§ **Do this**: Pick every line from the data that holds the word "ffffff".

Figure dataset records
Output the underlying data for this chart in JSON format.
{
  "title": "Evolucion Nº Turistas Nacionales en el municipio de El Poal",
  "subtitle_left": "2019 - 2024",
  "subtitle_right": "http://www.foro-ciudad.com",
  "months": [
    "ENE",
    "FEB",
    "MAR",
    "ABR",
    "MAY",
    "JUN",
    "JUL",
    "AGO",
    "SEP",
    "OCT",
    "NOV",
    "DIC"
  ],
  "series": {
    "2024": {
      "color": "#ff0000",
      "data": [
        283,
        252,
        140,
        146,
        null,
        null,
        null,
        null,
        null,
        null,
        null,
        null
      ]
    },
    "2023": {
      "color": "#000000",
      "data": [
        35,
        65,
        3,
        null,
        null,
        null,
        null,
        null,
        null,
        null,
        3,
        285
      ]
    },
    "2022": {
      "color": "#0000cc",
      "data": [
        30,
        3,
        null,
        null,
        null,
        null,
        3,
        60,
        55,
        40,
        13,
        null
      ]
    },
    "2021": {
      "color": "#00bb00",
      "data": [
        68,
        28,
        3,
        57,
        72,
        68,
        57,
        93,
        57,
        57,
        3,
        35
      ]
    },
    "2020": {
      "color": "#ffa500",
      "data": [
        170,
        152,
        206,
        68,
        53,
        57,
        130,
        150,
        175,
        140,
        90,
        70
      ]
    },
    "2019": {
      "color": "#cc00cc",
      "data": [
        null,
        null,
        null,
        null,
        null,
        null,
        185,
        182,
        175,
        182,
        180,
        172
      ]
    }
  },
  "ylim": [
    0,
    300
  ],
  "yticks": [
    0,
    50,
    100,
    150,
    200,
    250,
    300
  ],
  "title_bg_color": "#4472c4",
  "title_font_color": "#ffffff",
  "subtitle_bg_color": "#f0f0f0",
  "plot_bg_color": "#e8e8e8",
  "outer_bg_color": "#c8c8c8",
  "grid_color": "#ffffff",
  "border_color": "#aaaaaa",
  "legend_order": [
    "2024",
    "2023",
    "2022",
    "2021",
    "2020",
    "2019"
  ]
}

§ **Task response**:
  "title_font_color": "#ffffff",
  "grid_color": "#ffffff",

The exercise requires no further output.